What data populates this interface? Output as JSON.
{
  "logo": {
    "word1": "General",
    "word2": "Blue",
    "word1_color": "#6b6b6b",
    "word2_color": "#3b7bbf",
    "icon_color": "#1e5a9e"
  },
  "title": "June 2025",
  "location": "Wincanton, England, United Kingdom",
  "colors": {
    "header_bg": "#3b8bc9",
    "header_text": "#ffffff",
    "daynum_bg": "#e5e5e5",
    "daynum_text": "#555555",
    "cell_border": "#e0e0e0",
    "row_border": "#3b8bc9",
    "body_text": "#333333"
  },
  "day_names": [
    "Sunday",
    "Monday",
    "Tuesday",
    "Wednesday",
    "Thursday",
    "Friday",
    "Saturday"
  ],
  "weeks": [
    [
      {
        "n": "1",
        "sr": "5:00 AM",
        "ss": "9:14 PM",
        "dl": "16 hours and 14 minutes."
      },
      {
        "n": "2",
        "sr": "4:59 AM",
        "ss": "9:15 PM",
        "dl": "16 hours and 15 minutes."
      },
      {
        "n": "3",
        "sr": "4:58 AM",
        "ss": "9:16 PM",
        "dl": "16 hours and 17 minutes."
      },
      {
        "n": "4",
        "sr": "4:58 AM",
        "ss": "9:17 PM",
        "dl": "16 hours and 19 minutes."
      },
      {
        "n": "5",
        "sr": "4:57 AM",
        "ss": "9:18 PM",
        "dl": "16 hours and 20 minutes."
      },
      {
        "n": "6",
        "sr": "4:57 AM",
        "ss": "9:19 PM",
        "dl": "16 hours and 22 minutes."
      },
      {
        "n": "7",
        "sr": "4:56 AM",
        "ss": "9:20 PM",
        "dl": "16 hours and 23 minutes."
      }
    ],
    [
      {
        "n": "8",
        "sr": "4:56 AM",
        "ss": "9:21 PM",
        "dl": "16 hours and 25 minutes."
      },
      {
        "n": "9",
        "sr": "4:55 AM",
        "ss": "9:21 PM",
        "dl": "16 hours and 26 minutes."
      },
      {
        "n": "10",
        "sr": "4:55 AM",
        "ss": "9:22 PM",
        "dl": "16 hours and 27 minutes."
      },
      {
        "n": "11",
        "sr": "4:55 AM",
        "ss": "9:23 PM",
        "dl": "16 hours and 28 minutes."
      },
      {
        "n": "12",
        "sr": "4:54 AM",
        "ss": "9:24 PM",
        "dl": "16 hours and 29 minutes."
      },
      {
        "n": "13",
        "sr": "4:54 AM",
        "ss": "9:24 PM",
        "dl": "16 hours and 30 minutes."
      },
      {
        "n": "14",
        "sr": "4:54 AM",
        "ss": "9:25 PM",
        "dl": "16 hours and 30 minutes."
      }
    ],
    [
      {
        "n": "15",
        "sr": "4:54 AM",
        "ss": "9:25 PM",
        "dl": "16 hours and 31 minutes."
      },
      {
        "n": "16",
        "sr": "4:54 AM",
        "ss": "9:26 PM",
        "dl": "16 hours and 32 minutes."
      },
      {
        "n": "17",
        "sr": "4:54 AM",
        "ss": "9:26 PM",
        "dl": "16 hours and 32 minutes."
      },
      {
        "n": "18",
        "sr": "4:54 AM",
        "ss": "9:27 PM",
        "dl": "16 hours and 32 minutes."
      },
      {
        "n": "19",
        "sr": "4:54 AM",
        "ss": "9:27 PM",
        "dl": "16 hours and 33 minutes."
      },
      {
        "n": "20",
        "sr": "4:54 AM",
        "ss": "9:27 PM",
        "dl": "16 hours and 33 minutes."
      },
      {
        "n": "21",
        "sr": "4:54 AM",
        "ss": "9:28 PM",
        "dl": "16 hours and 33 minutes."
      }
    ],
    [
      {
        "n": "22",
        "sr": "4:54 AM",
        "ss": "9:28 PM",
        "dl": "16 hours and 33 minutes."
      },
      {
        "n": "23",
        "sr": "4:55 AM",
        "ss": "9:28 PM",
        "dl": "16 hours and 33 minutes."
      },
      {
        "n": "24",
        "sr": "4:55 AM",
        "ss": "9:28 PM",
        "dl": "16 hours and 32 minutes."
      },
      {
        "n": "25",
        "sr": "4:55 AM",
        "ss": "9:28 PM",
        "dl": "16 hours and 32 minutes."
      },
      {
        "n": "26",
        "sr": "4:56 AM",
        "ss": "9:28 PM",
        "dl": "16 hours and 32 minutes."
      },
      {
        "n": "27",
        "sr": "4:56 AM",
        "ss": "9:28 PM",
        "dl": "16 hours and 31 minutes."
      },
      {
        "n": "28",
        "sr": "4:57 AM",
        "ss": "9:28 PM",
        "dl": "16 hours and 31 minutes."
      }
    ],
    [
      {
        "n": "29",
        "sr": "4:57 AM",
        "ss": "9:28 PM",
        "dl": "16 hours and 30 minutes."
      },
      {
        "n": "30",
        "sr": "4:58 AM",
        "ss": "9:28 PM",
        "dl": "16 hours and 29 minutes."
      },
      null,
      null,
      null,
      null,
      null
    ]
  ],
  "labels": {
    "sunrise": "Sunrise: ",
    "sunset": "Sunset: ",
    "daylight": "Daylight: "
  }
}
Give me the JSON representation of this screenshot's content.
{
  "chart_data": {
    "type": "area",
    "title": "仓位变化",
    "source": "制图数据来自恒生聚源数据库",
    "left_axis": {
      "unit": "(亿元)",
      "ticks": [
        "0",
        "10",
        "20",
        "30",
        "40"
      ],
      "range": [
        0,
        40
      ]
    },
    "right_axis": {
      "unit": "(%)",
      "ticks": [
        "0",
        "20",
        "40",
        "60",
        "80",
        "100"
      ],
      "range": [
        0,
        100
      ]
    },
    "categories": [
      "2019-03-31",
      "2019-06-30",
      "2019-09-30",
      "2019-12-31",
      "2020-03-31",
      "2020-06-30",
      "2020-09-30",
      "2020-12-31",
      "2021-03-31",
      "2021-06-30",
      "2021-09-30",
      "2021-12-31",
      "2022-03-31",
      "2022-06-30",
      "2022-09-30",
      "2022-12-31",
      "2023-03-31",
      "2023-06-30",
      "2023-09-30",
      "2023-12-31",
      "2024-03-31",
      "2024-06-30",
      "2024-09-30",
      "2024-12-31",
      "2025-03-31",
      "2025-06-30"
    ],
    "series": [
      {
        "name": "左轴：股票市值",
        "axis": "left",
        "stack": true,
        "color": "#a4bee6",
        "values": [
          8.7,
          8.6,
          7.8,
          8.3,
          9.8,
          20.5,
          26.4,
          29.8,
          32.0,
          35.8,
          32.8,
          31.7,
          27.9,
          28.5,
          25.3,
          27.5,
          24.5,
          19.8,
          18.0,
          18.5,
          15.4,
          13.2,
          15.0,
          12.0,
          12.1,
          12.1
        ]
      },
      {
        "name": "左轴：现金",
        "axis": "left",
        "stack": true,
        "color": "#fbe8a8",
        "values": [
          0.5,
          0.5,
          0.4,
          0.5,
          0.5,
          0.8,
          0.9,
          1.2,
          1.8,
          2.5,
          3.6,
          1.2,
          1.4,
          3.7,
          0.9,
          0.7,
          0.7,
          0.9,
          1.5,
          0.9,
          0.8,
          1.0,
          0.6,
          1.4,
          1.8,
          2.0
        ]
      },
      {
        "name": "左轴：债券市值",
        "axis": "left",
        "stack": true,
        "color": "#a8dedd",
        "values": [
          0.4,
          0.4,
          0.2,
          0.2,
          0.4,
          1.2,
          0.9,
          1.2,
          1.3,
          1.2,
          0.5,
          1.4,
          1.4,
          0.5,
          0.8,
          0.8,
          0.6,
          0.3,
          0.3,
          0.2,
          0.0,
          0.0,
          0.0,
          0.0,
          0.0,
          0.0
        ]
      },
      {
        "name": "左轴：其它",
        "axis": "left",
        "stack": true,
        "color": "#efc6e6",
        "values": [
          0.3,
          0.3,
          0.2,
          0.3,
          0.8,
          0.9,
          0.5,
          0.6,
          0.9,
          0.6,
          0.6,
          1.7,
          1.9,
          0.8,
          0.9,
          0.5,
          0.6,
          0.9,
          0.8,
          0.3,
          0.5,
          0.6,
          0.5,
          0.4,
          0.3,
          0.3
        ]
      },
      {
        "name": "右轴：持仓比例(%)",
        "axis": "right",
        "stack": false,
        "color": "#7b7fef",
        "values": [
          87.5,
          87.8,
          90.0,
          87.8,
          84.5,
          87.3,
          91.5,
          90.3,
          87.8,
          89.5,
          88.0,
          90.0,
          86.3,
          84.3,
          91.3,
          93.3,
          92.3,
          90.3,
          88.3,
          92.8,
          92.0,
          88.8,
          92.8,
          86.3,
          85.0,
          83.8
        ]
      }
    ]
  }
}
================
- Instructions for the task:
Identify the lines of the data that contain the word "JSON". Copy each of them.

- Correct result:
What data populates this interface? Output as JSON.
Give me the JSON representation of this screenshot's content.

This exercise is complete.